» Tâche assignée A
Citez l'entretien sur le cancer du sein depuis « A. B. : C’est » jusqu'à « passe comment ? » inclus.
» Tâche assignée B
Dans l'entretien sur le cancer du sein, à quelle date l'interviewée a-t-elle été opérée du sein ?
» Tâche assignée C
Poursuivez l'entretien sur le cancer du sein à partir de l'endroit où il s'arrête.

» Extrait du document
▽

Mali Tribune : Quelle a été votre réaction à l’annonce de votre cancer ?
A. B. : C’est le 21 janvier 2020 que j’ai été opérée du sein. 20 jours après, on m’annonce que je suis atteinte du cancer du sein. La triste nouvelle ne m’a pas paniqué. Je me suis résignée en disant que tout ce que Dieu fait est bon, c’est peut-être mon destin ! Il faut maintenant commencer le traitement mais avec quel argent ?
Mali Tribune : Votre traitement se passe comment ?
A. B. : Tout d’abord c’est mon médecin qui m’a dit de commencer la chimiothérapie, un mot dont j’ignorai tout. Il me dit, Aïchata qui paye tes médicaments ? Je réponds que c’est moi-même. Il me regarde et dit je suis au sérieuse ? Je réponds en jurant cette fois-ci. C’est là qu’il promet de m’aider et que je vais guérir par la grâce de Dieu sans savoir ce qui m’attendait.

△

[Données d'analyse structurée des pages]
▽

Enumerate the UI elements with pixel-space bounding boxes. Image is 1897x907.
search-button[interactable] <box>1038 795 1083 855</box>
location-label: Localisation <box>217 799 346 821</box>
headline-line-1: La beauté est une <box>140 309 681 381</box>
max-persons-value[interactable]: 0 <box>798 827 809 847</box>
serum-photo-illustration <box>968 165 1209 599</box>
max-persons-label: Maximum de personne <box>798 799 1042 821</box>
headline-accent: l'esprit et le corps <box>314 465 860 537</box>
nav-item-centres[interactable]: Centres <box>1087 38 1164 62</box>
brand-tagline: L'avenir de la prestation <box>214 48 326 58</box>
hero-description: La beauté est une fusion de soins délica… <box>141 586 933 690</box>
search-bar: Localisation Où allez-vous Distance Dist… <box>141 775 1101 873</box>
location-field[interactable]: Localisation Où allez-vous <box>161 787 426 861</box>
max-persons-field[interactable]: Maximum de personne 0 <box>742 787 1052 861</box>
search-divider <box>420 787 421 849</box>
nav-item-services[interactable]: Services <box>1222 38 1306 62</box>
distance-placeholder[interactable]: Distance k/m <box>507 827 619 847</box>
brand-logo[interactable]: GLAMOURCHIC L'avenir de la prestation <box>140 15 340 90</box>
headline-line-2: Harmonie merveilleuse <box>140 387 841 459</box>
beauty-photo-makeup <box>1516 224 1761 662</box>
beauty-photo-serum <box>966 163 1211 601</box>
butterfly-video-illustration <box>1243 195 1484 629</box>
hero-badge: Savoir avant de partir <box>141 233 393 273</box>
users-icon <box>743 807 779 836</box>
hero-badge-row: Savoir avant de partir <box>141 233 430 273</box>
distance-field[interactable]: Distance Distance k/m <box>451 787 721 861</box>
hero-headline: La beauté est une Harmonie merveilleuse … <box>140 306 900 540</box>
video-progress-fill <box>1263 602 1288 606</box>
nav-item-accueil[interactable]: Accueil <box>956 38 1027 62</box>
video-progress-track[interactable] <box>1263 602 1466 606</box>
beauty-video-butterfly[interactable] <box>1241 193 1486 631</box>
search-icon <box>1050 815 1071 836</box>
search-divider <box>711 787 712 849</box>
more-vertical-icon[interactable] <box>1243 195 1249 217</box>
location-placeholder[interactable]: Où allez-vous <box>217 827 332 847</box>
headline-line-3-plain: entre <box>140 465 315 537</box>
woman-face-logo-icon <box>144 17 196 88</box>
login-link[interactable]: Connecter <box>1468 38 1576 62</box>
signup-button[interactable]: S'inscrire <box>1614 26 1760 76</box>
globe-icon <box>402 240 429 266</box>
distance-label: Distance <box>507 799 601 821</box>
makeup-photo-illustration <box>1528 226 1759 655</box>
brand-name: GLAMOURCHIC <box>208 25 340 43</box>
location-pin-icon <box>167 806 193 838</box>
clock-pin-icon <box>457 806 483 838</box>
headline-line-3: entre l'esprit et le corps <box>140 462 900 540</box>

△

» Résultat obtenu A
A. B. : C’est le 21 janvier 2020 que j’ai été opérée du sein. 20 jours après, on m’annonce que je suis atteinte du cancer du sein. La triste nouvelle ne m’a pas paniqué. Je me suis résignée en disant que tout ce que Dieu fait est bon, c’est peut-être mon destin ! Il faut maintenant commencer le traitement mais avec quel argent ?
Mali Tribune : Votre traitement se passe comment ?

» Résultat obtenu B
Le 21 janvier 2020.

» Résultat obtenu C
Mali Tribune : Comment s’est déroulée la chimiothérapie ?
A. B. : A mon premier rendez-vous de chimiothérapie, on m’a donné une analyse et une ordonnance. En voyant le prix, j’ai eu peur et j’ai passé 3 jours sans savoir où trouver cette somme. C’est encore mon médecin qui m’a aidé à travers le service social de la Canam pour réduire le prix à payer pour mes analyses ainsi que mes ordonnances. C’est après réception de cette fiche que j’ai pu commencer la chimiothérapie.
Mali Tribune : Cela a été facile pour vous de continuer à vous battre sans moyens ?
A. B. : J’étais obligée de faire des petits commerces de gâteau et autres en plus de mon stage à la mairie pour pouvoir payer mes médicaments. Vous savez qu’il est déconseillé de s’approcher du feu quand on suit la séance de chimiothérapie. Je n’avais pas le choix. J’ai passé 6 mois à me battre pour payer le coût. 6 mois après, le médecin m’a envoyé faire le scanner.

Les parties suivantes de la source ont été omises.